◆ **Exercise**:
Copy out all the records exactly.

◆ **Given data**:
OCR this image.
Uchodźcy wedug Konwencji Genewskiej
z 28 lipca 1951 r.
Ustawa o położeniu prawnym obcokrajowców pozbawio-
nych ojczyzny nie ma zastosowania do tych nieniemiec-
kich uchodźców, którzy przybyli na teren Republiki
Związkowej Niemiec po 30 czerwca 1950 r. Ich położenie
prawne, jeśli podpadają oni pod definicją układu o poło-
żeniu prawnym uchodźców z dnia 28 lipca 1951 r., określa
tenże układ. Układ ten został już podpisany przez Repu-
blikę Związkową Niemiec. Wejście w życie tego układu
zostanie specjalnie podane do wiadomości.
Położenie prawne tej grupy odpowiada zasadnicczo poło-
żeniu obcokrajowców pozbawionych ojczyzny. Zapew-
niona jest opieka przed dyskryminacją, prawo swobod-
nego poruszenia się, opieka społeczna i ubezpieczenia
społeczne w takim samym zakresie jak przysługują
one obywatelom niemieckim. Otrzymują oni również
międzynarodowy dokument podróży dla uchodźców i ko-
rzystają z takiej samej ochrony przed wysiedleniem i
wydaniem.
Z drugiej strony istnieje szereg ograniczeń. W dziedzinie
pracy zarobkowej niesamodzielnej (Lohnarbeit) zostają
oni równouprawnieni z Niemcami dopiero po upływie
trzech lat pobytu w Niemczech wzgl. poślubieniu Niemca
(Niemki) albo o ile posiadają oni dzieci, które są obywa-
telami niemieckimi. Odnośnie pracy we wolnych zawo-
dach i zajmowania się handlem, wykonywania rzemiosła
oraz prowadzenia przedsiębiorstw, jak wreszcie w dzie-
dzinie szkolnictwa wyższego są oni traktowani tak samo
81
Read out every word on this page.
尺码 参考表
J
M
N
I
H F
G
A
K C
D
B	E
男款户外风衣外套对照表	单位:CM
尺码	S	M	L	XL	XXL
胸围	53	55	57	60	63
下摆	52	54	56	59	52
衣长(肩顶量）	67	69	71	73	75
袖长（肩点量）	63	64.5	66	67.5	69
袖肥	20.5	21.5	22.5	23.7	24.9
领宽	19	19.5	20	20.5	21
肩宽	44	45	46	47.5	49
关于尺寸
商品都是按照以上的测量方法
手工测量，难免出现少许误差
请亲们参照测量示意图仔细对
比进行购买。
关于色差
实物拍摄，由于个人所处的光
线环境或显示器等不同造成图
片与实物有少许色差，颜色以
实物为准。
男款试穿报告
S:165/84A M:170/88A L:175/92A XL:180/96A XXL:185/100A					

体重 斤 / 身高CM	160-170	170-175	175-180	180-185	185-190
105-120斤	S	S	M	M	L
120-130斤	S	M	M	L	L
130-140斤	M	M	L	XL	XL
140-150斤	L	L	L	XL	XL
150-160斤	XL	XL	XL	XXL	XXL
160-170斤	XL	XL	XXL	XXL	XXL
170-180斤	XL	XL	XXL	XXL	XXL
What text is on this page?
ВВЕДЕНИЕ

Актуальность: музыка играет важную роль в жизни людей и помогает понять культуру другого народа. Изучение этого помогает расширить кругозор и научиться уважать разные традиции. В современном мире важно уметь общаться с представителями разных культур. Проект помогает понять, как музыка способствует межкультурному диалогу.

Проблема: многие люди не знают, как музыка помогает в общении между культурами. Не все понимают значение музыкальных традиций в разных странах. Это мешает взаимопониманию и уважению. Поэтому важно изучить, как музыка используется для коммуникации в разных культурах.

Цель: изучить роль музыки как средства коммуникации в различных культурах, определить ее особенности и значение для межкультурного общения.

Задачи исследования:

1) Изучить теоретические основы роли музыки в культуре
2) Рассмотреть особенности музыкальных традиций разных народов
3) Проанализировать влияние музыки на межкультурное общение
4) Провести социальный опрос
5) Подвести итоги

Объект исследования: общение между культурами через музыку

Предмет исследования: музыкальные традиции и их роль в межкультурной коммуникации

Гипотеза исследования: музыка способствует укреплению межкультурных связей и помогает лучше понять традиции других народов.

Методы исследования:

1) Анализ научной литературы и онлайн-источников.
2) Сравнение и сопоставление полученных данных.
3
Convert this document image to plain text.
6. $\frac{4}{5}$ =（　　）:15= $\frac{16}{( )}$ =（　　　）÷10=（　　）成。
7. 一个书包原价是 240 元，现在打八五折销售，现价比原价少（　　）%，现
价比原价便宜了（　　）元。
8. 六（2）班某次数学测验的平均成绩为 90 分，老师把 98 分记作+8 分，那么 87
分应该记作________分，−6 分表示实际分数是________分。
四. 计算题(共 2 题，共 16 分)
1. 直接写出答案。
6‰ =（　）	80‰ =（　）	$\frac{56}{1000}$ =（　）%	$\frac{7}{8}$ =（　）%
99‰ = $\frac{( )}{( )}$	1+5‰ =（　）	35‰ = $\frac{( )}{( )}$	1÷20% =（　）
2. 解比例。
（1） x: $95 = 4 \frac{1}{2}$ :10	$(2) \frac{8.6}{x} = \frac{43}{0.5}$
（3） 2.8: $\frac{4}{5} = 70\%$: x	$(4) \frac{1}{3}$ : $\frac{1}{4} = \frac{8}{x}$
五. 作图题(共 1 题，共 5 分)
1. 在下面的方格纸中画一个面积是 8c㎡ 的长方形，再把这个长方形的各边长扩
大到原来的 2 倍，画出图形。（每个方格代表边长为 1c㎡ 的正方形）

◆ **Task response**:
OCR this image.
Uchodźcy wedug Konwencji Genewskiej
z 28 lipca 1951 r.
Ustawa o położeniu prawnym obcokrajowców pozbawio-
nych ojczyzny nie ma zastosowania do tych nieniemiec-
kich uchodźców, którzy przybyli na teren Republiki
Związkowej Niemiec po 30 czerwca 1950 r. Ich położenie
prawne, jeśli podpadają oni pod definicją układu o poło-
żeniu prawnym uchodźców z dnia 28 lipca 1951 r., określa
tenże układ. Układ ten został już podpisany przez Repu-
blikę Związkową Niemiec. Wejście w życie tego układu
zostanie specjalnie podane do wiadomości.
Położenie prawne tej grupy odpowiada zasadnicczo poło-
żeniu obcokrajowców pozbawionych ojczyzny. Zapew-
niona jest opieka przed dyskryminacją, prawo swobod-
nego poruszenia się, opieka społeczna i ubezpieczenia
społeczne w takim samym zakresie jak przysługują
one obywatelom niemieckim. Otrzymują oni również
międzynarodowy dokument podróży dla uchodźców i ko-
rzystają z takiej samej ochrony przed wysiedleniem i
wydaniem.
Z drugiej strony istnieje szereg ograniczeń. W dziedzinie
pracy zarobkowej niesamodzielnej (Lohnarbeit) zostają
oni równouprawnieni z Niemcami dopiero po upływie
trzech lat pobytu w Niemczech wzgl. poślubieniu Niemca
(Niemki) albo o ile posiadają oni dzieci, które są obywa-
telami niemieckimi. Odnośnie pracy we wolnych zawo-
dach i zajmowania się handlem, wykonywania rzemiosła
oraz prowadzenia przedsiębiorstw, jak wreszcie w dzie-
dzinie szkolnictwa wyższego są oni traktowani tak samo
81
Read out every word on this page.
尺码 参考表
J
M
N
I
H F
G
A
K C
D
B	E
男款户外风衣外套对照表	单位:CM
尺码	S	M	L	XL	XXL
胸围	53	55	57	60	63
下摆	52	54	56	59	52
衣长(肩顶量）	67	69	71	73	75
袖长（肩点量）	63	64.5	66	67.5	69
袖肥	20.5	21.5	22.5	23.7	24.9
领宽	19	19.5	20	20.5	21
肩宽	44	45	46	47.5	49
关于尺寸
商品都是按照以上的测量方法
手工测量，难免出现少许误差
请亲们参照测量示意图仔细对
比进行购买。
关于色差
实物拍摄，由于个人所处的光
线环境或显示器等不同造成图
片与实物有少许色差，颜色以
实物为准。
男款试穿报告
S:165/84A M:170/88A L:175/92A XL:180/96A XXL:185/100A					

体重 斤 / 身高CM	160-170	170-175	175-180	180-185	185-190
105-120斤	S	S	M	M	L
120-130斤	S	M	M	L	L
130-140斤	M	M	L	XL	XL
140-150斤	L	L	L	XL	XL
150-160斤	XL	XL	XL	XXL	XXL
160-170斤	XL	XL	XXL	XXL	XXL
170-180斤	XL	XL	XXL	XXL	XXL
What text is on this page?
ВВЕДЕНИЕ

Актуальность: музыка играет важную роль в жизни людей и помогает понять культуру другого народа. Изучение этого помогает расширить кругозор и научиться уважать разные традиции. В современном мире важно уметь общаться с представителями разных культур. Проект помогает понять, как музыка способствует межкультурному диалогу.

Проблема: многие люди не знают, как музыка помогает в общении между культурами. Не все понимают значение музыкальных традиций в разных странах. Это мешает взаимопониманию и уважению. Поэтому важно изучить, как музыка используется для коммуникации в разных культурах.

Цель: изучить роль музыки как средства коммуникации в различных культурах, определить ее особенности и значение для межкультурного общения.

Задачи исследования:

1) Изучить теоретические основы роли музыки в культуре
2) Рассмотреть особенности музыкальных традиций разных народов
3) Проанализировать влияние музыки на межкультурное общение
4) Провести социальный опрос
5) Подвести итоги

Объект исследования: общение между культурами через музыку

Предмет исследования: музыкальные традиции и их роль в межкультурной коммуникации

Гипотеза исследования: музыка способствует укреплению межкультурных связей и помогает лучше понять традиции других народов.

Методы исследования:

1) Анализ научной литературы и онлайн-источников.
2) Сравнение и сопоставление полученных данных.
3
Convert this document image to plain text.
6. $\frac{4}{5}$ =（　　）:15= $\frac{16}{( )}$ =（　　　）÷10=（　　）成。
7. 一个书包原价是 240 元，现在打八五折销售，现价比原价少（　　）%，现
价比原价便宜了（　　）元。
8. 六（2）班某次数学测验的平均成绩为 90 分，老师把 98 分记作+8 分，那么 87
分应该记作________分，−6 分表示实际分数是________分。
四. 计算题(共 2 题，共 16 分)
1. 直接写出答案。
6‰ =（　）	80‰ =（　）	$\frac{56}{1000}$ =（　）%	$\frac{7}{8}$ =（　）%
99‰ = $\frac{( )}{( )}$	1+5‰ =（　）	35‰ = $\frac{( )}{( )}$	1÷20% =（　）
2. 解比例。
（1） x: $95 = 4 \frac{1}{2}$ :10	$(2) \frac{8.6}{x} = \frac{43}{0.5}$
（3） 2.8: $\frac{4}{5} = 70\%$: x	$(4) \frac{1}{3}$ : $\frac{1}{4} = \frac{8}{x}$
五. 作图题(共 1 题，共 5 分)
1. 在下面的方格纸中画一个面积是 8c㎡ 的长方形，再把这个长方形的各边长扩
大到原来的 2 倍，画出图形。（每个方格代表边长为 1c㎡ 的正方形）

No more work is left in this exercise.